Repeat the listing in full, preserving every character.

-------

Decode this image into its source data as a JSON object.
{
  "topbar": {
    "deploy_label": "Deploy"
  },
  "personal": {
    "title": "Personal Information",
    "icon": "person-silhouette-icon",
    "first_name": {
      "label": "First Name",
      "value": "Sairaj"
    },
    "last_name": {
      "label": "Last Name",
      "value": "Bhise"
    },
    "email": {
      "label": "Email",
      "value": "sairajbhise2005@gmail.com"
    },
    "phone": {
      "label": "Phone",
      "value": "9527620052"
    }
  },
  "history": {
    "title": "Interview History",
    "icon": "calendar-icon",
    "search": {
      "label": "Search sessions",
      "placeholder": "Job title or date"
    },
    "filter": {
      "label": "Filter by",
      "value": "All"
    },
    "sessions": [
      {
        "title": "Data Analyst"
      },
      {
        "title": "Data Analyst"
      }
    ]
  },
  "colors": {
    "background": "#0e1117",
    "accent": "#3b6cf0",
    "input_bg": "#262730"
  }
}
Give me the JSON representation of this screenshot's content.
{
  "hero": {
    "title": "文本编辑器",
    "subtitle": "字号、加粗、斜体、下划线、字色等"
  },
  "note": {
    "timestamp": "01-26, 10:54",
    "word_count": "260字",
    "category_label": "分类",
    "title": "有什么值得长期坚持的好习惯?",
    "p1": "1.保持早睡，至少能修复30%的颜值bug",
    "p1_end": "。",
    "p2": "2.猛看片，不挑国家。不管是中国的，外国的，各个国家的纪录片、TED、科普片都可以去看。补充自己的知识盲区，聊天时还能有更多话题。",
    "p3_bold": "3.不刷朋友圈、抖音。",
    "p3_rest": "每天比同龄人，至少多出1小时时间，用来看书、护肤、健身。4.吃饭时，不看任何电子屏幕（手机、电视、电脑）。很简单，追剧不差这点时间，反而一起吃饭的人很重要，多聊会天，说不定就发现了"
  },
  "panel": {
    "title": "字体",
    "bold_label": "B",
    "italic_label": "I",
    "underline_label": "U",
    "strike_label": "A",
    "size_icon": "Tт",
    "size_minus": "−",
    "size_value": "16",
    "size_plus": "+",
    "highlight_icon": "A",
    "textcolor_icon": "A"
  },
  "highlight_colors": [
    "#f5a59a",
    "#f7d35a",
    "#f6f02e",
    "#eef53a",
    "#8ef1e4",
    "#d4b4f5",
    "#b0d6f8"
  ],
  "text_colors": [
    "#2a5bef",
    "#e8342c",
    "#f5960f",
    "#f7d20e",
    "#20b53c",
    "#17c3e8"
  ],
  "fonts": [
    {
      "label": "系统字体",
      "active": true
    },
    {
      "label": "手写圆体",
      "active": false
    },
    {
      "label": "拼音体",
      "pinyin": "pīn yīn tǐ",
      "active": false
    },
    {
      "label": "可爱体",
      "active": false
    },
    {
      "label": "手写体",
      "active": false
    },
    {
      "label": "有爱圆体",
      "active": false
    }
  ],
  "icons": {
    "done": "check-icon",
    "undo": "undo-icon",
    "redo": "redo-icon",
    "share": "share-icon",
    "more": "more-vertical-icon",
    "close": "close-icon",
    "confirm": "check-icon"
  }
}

-------

__WRITTEN REPLY__
Decode this image into its source data as a JSON object.
{
  "topbar": {
    "deploy_label": "Deploy"
  },
  "personal": {
    "title": "Personal Information",
    "icon": "person-silhouette-icon",
    "first_name": {
      "label": "First Name",
      "value": "Sairaj"
    },
    "last_name": {
      "label": "Last Name",
      "value": "Bhise"
    },
    "email": {
      "label": "Email",
      "value": "sairajbhise2005@gmail.com"
    },
    "phone": {
      "label": "Phone",
      "value": "9527620052"
    }
  },
  "history": {
    "title": "Interview History",
    "icon": "calendar-icon",
    "search": {
      "label": "Search sessions",
      "placeholder": "Job title or date"
    },
    "filter": {
      "label": "Filter by",
      "value": "All"
    },
    "sessions": [
      {
        "title": "Data Analyst"
      },
      {
        "title": "Data Analyst"
      }
    ]
  },
  "colors": {
    "background": "#0e1117",
    "accent": "#3b6cf0",
    "input_bg": "#262730"
  }
}
Give me the JSON representation of this screenshot's content.
{
  "hero": {
    "title": "文本编辑器",
    "subtitle": "字号、加粗、斜体、下划线、字色等"
  },
  "note": {
    "timestamp": "01-26, 10:54",
    "word_count": "260字",
    "category_label": "分类",
    "title": "有什么值得长期坚持的好习惯?",
    "p1": "1.保持早睡，至少能修复30%的颜值bug",
    "p1_end": "。",
    "p2": "2.猛看片，不挑国家。不管是中国的，外国的，各个国家的纪录片、TED、科普片都可以去看。补充自己的知识盲区，聊天时还能有更多话题。",
    "p3_bold": "3.不刷朋友圈、抖音。",
    "p3_rest": "每天比同龄人，至少多出1小时时间，用来看书、护肤、健身。4.吃饭时，不看任何电子屏幕（手机、电视、电脑）。很简单，追剧不差这点时间，反而一起吃饭的人很重要，多聊会天，说不定就发现了"
  },
  "panel": {
    "title": "字体",
    "bold_label": "B",
    "italic_label": "I",
    "underline_label": "U",
    "strike_label": "A",
    "size_icon": "Tт",
    "size_minus": "−",
    "size_value": "16",
    "size_plus": "+",
    "highlight_icon": "A",
    "textcolor_icon": "A"
  },
  "highlight_colors": [
    "#f5a59a",
    "#f7d35a",
    "#f6f02e",
    "#eef53a",
    "#8ef1e4",
    "#d4b4f5",
    "#b0d6f8"
  ],
  "text_colors": [
    "#2a5bef",
    "#e8342c",
    "#f5960f",
    "#f7d20e",
    "#20b53c",
    "#17c3e8"
  ],
  "fonts": [
    {
      "label": "系统字体",
      "active": true
    },
    {
      "label": "手写圆体",
      "active": false
    },
    {
      "label": "拼音体",
      "pinyin": "pīn yīn tǐ",
      "active": false
    },
    {
      "label": "可爱体",
      "active": false
    },
    {
      "label": "手写体",
      "active": false
    },
    {
      "label": "有爱圆体",
      "active": false
    }
  ],
  "icons": {
    "done": "check-icon",
    "undo": "undo-icon",
    "redo": "redo-icon",
    "share": "share-icon",
    "more": "more-vertical-icon",
    "close": "close-icon",
    "confirm": "check-icon"
  }
}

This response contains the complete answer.